--- begin Text excerpt ---
Supplementary Cementitious Materials (SCM) are added to concrete mixtures for various reasons including improving durability, decreasing permeability, aiding in pumpability and finishability, mitigating alkali reactivity and improving the overall hardened properties of concrete through hydraulic or pozzolanic activity or both. SCM are added to concrete in addition to or as a partial replacement of Portland cement or blended cements and are usually considered as a part of the total cementing system. The use of these materials in concrete has also grown considerably over the past 30 years in that they are typically byproducts of industrial processes and their use can contribute to environmental and energy conservation practices.
The most common SCM used in the ready-mixed concrete market include:
– Fly Ash
– Ground Granulated Blast Furnace Slag
– Silica Fume
– Calcium Carbonate
– Natural Pozzolans: such as calcined clays, shale and metakaolin
Fly Ash is the most widely used SCM in concrete and is a byproduct of coal combustion in electric power generating plants. The use of fly ash in concrete can contribute to LEED points through local materials, recycled contents and innovation credits. Fly ash can compensate for fine materials that may be lacking in sand quantities and can be very beneficial in improving the flowability and finishability of concrete mixtures. The two designations for fly ash used in concrete are Class C and F and are described in ASTM C618.
--- end Text excerpt ---
--- begin Recorded information ---
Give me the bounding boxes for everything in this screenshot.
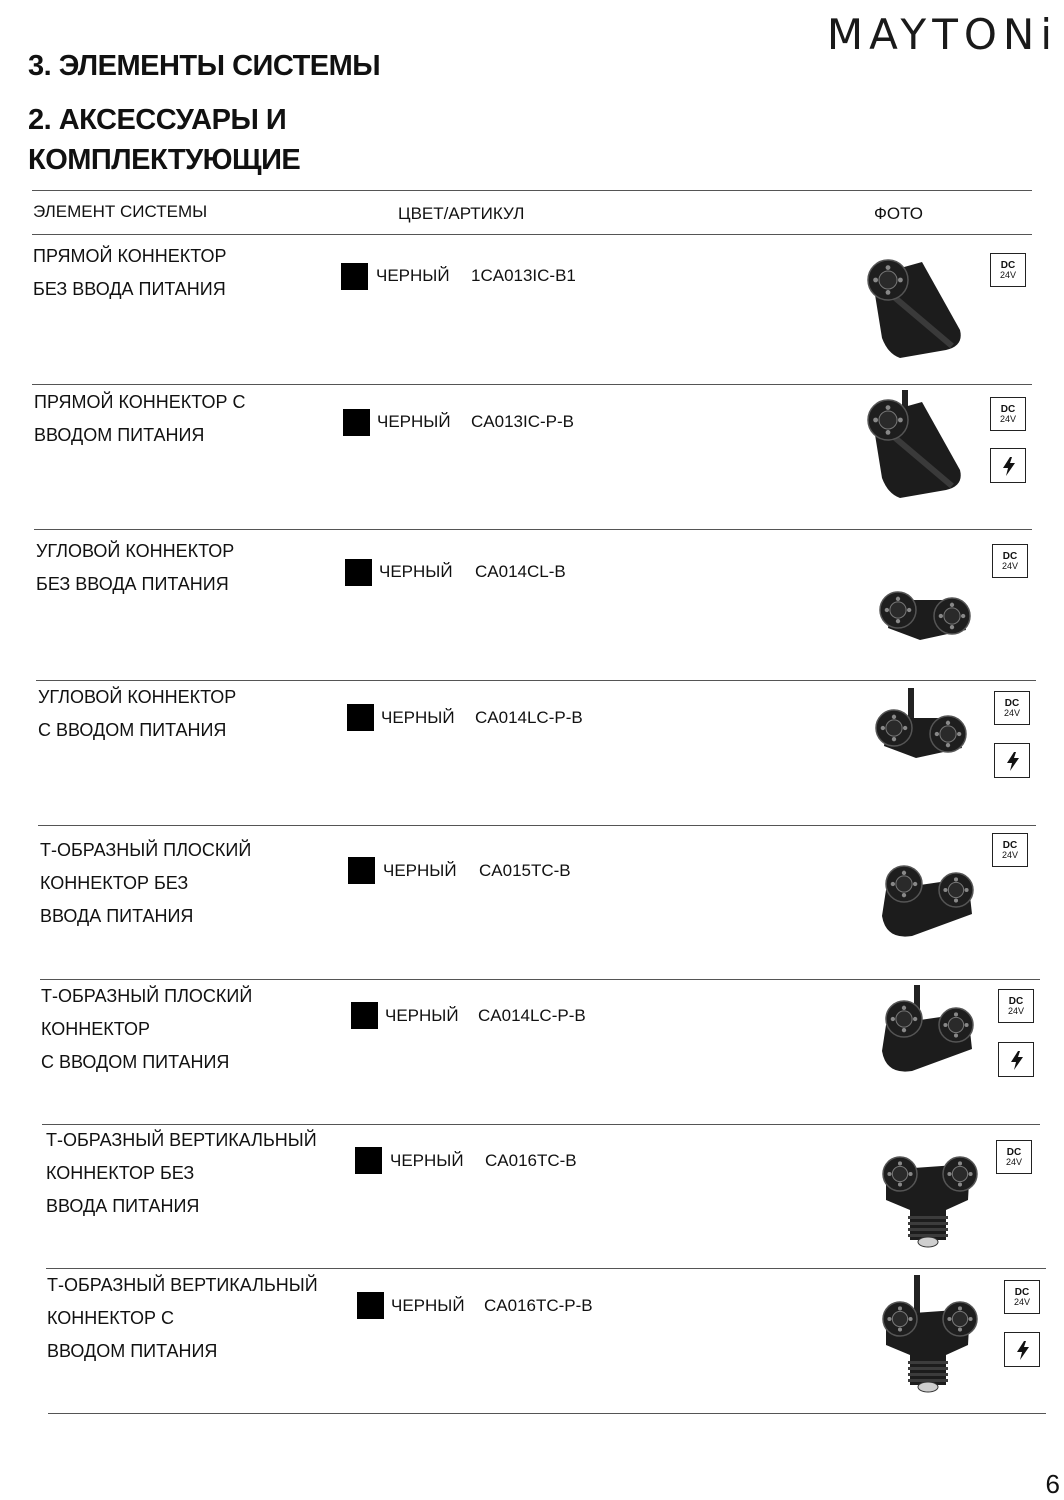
--- end Recorded information ---
◆ **Exercise goal**:
Name every supplementary cementitious material that the text on supplementary cementitious materials lists as most common in the ready-mixed concrete market.

◆ **Expected output**:
- Fly Ash
- Ground Granulated Blast Furnace Slag
- Silica Fume
- Calcium Carbonate
- Natural Pozzolans (such as calcined clays, shale and metakaolin)